BEGIN SELECTED EXTRACT

1. `getMethods()`: Returns a list of all available methods in Corrpy.

2. `getTotalCorrRelation(df, feature = None)`: Pass a pandas DataFrame to get correlation analysis across all columns and get trends, interpretations and score with respect to feature u added in parameter.

3. `getGroupInf(objColumn, numColumn, df)`: Compute the correlation between the given object column and the given numeric column.
4. `getAllGroupInf(df)`: Compute the correlation between all object columns and all numeric columns.
5. `setApi()`: Securely handles your [Together.ai](https://www.together.ai/) API token.
6. `explainAITC(df)`: Get AI insights for correlation analysis.
7. `shift(num1, num2, shiftValue, df)`: Test how your dependent variable reacts to small changes in an input variable.
8. `explainShift(num1, num2, shiftValue, df)`: An AI analyst explains the output of `shift()` like you're in a meeting with your CEO.

END SELECTED EXTRACT
BEGIN SUPPLIED MATERIAL

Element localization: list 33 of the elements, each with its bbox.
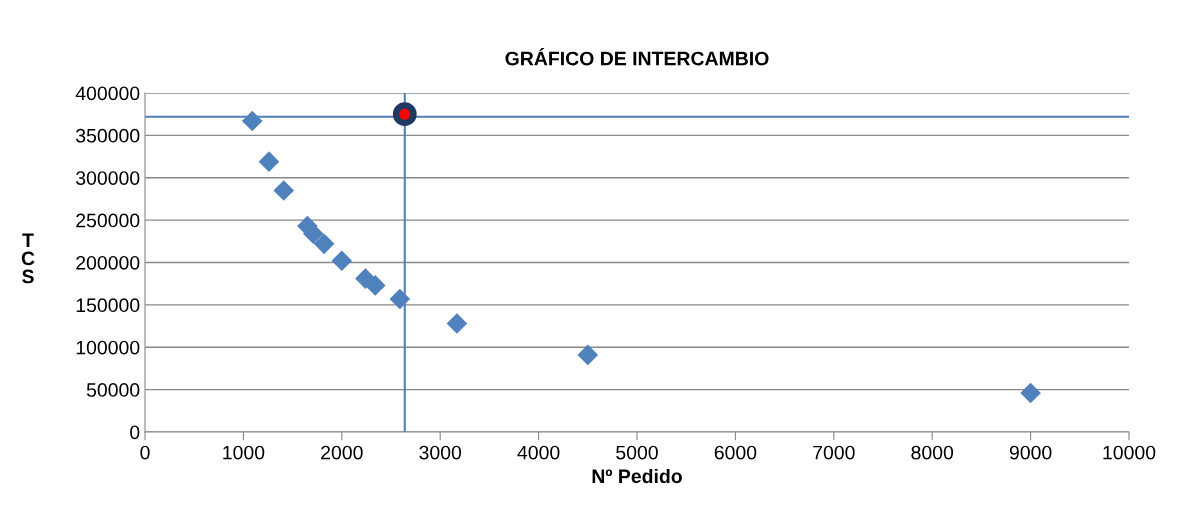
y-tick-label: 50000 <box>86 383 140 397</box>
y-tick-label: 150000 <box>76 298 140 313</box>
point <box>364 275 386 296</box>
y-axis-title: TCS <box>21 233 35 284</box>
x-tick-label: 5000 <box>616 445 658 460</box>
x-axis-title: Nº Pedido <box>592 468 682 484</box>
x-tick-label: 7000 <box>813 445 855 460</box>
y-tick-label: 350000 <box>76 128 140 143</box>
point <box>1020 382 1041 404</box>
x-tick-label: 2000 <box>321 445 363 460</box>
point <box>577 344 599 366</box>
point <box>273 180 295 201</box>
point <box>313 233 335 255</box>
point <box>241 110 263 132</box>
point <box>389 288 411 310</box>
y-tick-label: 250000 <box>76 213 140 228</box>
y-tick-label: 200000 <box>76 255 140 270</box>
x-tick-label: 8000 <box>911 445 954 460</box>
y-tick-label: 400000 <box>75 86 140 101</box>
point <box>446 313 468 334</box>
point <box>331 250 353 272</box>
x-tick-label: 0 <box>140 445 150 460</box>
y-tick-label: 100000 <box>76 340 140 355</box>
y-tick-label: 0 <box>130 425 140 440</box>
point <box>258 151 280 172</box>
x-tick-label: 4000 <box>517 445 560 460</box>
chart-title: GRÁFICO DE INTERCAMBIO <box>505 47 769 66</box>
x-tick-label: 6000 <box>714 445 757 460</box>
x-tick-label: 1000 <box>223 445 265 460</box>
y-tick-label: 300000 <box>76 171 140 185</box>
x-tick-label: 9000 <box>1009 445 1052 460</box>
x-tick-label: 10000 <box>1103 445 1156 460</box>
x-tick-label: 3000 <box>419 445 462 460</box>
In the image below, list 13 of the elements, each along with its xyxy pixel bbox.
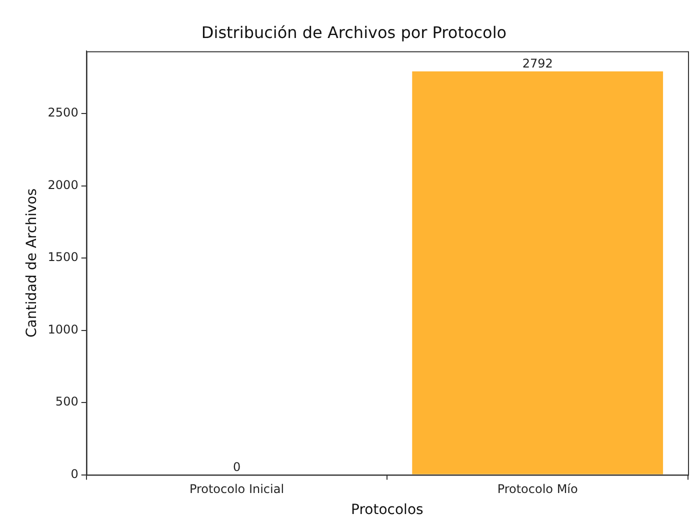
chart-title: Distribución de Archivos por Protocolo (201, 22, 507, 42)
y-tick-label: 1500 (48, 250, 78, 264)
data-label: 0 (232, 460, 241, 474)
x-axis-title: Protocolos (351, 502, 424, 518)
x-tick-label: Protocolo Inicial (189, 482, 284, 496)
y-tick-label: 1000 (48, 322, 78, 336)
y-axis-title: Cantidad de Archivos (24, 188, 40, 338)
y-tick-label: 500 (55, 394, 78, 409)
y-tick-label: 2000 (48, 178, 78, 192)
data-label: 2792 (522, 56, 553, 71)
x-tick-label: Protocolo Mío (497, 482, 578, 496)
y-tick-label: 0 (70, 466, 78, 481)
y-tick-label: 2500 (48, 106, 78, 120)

END SUPPLIED MATERIAL

_DIRECTION_: Extend the list of Corrpy methods, picking up after the entry for `explainShift(num1, num2, shiftValue, df)`.

_REPLY TO THE TASK_:
9. `checkTransit(firstFeature, secondFeature, ThirdFeature)`: Check for transitive correlation between three features.
10. `explainPartialCorrelation(num1, num2, df)`: Get AI insights for partial correlation analysis.
11. `checkTransitForColumn(column, df)`: Check for transitive correlation between a column and all other columns.
12. `explainTransitForcolumn(column, df, mode = "MOOD")`: An AI analyst explains the output of `checkTransitForColumn()` like you're in a meeting with your CEO.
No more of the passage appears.